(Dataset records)

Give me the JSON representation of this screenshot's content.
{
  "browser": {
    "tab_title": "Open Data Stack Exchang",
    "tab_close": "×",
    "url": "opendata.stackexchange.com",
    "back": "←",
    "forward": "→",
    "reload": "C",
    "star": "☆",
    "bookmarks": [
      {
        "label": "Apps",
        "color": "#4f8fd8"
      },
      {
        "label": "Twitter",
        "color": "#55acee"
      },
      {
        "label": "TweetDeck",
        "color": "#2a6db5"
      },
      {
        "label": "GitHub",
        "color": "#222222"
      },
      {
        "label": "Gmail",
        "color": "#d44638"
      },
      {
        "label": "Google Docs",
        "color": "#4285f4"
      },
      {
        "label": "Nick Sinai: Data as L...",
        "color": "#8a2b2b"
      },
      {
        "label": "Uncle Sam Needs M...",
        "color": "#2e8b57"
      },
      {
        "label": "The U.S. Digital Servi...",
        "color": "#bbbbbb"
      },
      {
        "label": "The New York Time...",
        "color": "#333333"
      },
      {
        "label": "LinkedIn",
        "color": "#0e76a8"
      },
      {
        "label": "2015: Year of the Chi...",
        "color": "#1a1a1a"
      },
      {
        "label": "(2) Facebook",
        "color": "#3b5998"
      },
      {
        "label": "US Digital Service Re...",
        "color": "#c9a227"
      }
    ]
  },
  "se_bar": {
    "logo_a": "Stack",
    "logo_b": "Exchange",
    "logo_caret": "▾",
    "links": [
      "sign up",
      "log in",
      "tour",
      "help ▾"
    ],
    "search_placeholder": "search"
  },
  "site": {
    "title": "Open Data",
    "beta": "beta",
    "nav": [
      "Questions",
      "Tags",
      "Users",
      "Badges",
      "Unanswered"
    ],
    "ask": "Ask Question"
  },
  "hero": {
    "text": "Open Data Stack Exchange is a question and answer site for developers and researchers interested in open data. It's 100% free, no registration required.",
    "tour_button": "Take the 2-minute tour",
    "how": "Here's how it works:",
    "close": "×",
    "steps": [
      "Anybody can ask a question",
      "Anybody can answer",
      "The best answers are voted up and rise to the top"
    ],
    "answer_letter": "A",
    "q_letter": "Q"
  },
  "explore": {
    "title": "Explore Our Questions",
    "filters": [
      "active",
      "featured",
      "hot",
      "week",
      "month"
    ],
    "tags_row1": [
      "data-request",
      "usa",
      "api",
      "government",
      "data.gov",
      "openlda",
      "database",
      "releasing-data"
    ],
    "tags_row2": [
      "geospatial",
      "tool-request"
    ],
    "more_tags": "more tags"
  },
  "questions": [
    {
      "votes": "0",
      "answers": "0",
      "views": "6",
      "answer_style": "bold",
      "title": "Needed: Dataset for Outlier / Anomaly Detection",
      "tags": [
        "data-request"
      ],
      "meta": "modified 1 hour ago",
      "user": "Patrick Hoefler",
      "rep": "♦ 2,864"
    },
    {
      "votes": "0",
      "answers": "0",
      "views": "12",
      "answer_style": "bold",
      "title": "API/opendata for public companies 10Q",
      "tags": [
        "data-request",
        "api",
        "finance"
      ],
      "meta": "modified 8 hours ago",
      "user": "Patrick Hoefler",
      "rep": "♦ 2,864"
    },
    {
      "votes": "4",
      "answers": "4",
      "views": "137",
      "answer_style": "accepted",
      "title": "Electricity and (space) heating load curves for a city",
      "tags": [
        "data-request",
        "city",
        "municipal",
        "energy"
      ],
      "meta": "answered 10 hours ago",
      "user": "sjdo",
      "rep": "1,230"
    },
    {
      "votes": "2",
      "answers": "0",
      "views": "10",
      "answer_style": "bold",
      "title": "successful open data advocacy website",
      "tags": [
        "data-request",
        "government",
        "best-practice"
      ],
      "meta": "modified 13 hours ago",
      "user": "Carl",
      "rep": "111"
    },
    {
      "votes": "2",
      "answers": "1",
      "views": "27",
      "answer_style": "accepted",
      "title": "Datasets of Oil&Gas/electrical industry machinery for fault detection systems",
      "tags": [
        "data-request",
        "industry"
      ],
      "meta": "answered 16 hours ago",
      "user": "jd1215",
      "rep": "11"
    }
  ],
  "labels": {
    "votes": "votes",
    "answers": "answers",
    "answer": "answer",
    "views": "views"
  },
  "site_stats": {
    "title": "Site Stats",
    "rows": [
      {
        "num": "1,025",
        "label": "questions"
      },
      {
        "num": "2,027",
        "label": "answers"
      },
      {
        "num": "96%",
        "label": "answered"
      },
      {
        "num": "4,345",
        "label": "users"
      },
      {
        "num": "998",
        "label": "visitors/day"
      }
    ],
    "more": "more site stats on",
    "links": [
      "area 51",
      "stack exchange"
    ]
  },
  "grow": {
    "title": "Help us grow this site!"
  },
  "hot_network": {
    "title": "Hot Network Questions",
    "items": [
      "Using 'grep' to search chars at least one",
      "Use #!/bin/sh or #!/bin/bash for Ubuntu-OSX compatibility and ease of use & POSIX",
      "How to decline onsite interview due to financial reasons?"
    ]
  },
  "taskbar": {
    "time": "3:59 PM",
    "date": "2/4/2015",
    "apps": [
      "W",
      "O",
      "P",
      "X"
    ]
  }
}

Exercise description: Every record should be repeated exactly; please leave none out.

Output:
Give me the JSON representation of this screenshot's content.
{
  "browser": {
    "tab_title": "Open Data Stack Exchang",
    "tab_close": "×",
    "url": "opendata.stackexchange.com",
    "back": "←",
    "forward": "→",
    "reload": "C",
    "star": "☆",
    "bookmarks": [
      {
        "label": "Apps",
        "color": "#4f8fd8"
      },
      {
        "label": "Twitter",
        "color": "#55acee"
      },
      {
        "label": "TweetDeck",
        "color": "#2a6db5"
      },
      {
        "label": "GitHub",
        "color": "#222222"
      },
      {
        "label": "Gmail",
        "color": "#d44638"
      },
      {
        "label": "Google Docs",
        "color": "#4285f4"
      },
      {
        "label": "Nick Sinai: Data as L...",
        "color": "#8a2b2b"
      },
      {
        "label": "Uncle Sam Needs M...",
        "color": "#2e8b57"
      },
      {
        "label": "The U.S. Digital Servi...",
        "color": "#bbbbbb"
      },
      {
        "label": "The New York Time...",
        "color": "#333333"
      },
      {
        "label": "LinkedIn",
        "color": "#0e76a8"
      },
      {
        "label": "2015: Year of the Chi...",
        "color": "#1a1a1a"
      },
      {
        "label": "(2) Facebook",
        "color": "#3b5998"
      },
      {
        "label": "US Digital Service Re...",
        "color": "#c9a227"
      }
    ]
  },
  "se_bar": {
    "logo_a": "Stack",
    "logo_b": "Exchange",
    "logo_caret": "▾",
    "links": [
      "sign up",
      "log in",
      "tour",
      "help ▾"
    ],
    "search_placeholder": "search"
  },
  "site": {
    "title": "Open Data",
    "beta": "beta",
    "nav": [
      "Questions",
      "Tags",
      "Users",
      "Badges",
      "Unanswered"
    ],
    "ask": "Ask Question"
  },
  "hero": {
    "text": "Open Data Stack Exchange is a question and answer site for developers and researchers interested in open data. It's 100% free, no registration required.",
    "tour_button": "Take the 2-minute tour",
    "how": "Here's how it works:",
    "close": "×",
    "steps": [
      "Anybody can ask a question",
      "Anybody can answer",
      "The best answers are voted up and rise to the top"
    ],
    "answer_letter": "A",
    "q_letter": "Q"
  },
  "explore": {
    "title": "Explore Our Questions",
    "filters": [
      "active",
      "featured",
      "hot",
      "week",
      "month"
    ],
    "tags_row1": [
      "data-request",
      "usa",
      "api",
      "government",
      "data.gov",
      "openlda",
      "database",
      "releasing-data"
    ],
    "tags_row2": [
      "geospatial",
      "tool-request"
    ],
    "more_tags": "more tags"
  },
  "questions": [
    {
      "votes": "0",
      "answers": "0",
      "views": "6",
      "answer_style": "bold",
      "title": "Needed: Dataset for Outlier / Anomaly Detection",
      "tags": [
        "data-request"
      ],
      "meta": "modified 1 hour ago",
      "user": "Patrick Hoefler",
      "rep": "♦ 2,864"
    },
    {
      "votes": "0",
      "answers": "0",
      "views": "12",
      "answer_style": "bold",
      "title": "API/opendata for public companies 10Q",
      "tags": [
        "data-request",
        "api",
        "finance"
      ],
      "meta": "modified 8 hours ago",
      "user": "Patrick Hoefler",
      "rep": "♦ 2,864"
    },
    {
      "votes": "4",
      "answers": "4",
      "views": "137",
      "answer_style": "accepted",
      "title": "Electricity and (space) heating load curves for a city",
      "tags": [
        "data-request",
        "city",
        "municipal",
        "energy"
      ],
      "meta": "answered 10 hours ago",
      "user": "sjdo",
      "rep": "1,230"
    },
    {
      "votes": "2",
      "answers": "0",
      "views": "10",
      "answer_style": "bold",
      "title": "successful open data advocacy website",
      "tags": [
        "data-request",
        "government",
        "best-practice"
      ],
      "meta": "modified 13 hours ago",
      "user": "Carl",
      "rep": "111"
    },
    {
      "votes": "2",
      "answers": "1",
      "views": "27",
      "answer_style": "accepted",
      "title": "Datasets of Oil&Gas/electrical industry machinery for fault detection systems",
      "tags": [
        "data-request",
        "industry"
      ],
      "meta": "answered 16 hours ago",
      "user": "jd1215",
      "rep": "11"
    }
  ],
  "labels": {
    "votes": "votes",
    "answers": "answers",
    "answer": "answer",
    "views": "views"
  },
  "site_stats": {
    "title": "Site Stats",
    "rows": [
      {
        "num": "1,025",
        "label": "questions"
      },
      {
        "num": "2,027",
        "label": "answers"
      },
      {
        "num": "96%",
        "label": "answered"
      },
      {
        "num": "4,345",
        "label": "users"
      },
      {
        "num": "998",
        "label": "visitors/day"
      }
    ],
    "more": "more site stats on",
    "links": [
      "area 51",
      "stack exchange"
    ]
  },
  "grow": {
    "title": "Help us grow this site!"
  },
  "hot_network": {
    "title": "Hot Network Questions",
    "items": [
      "Using 'grep' to search chars at least one",
      "Use #!/bin/sh or #!/bin/bash for Ubuntu-OSX compatibility and ease of use & POSIX",
      "How to decline onsite interview due to financial reasons?"
    ]
  },
  "taskbar": {
    "time": "3:59 PM",
    "date": "2/4/2015",
    "apps": [
      "W",
      "O",
      "P",
      "X"
    ]
  }
}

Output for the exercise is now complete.